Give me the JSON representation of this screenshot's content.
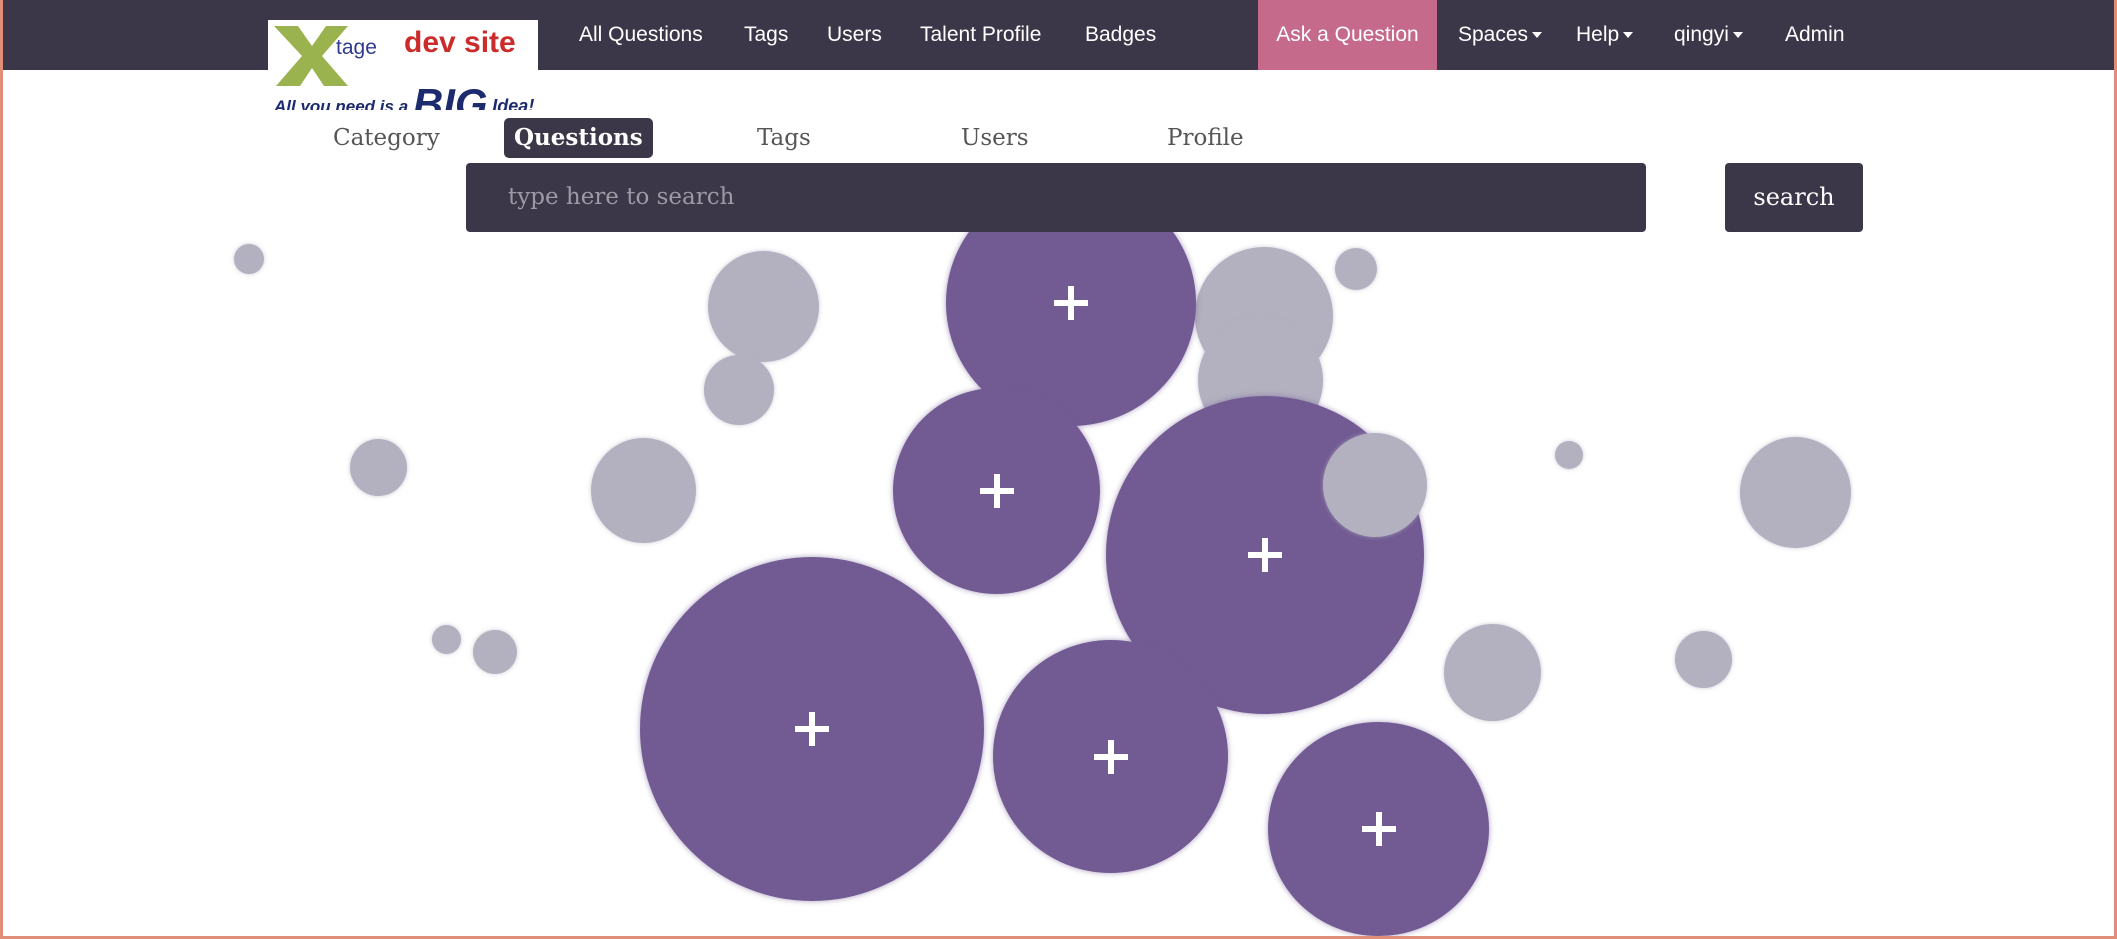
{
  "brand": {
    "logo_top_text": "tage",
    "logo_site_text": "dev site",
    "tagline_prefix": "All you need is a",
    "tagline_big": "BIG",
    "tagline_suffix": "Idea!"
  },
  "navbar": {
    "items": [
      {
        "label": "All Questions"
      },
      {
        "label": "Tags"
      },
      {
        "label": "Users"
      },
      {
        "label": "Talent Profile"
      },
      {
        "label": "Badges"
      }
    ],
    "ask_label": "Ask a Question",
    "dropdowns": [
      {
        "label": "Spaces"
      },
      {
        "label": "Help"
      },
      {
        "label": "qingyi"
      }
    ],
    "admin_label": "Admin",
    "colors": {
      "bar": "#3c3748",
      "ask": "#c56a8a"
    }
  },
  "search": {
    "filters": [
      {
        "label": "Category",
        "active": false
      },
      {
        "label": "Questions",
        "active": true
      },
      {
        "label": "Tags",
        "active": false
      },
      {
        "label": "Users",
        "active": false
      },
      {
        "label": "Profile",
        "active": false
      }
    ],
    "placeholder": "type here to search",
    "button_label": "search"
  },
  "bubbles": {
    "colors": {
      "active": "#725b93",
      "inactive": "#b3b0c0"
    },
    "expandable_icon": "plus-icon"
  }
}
************
**CHALLENGE**
Check each line of the data above for the word "search" and say how many lines contain it, giving nothing besides the number.

**SOLUTION TO THIS PROBLEM**
3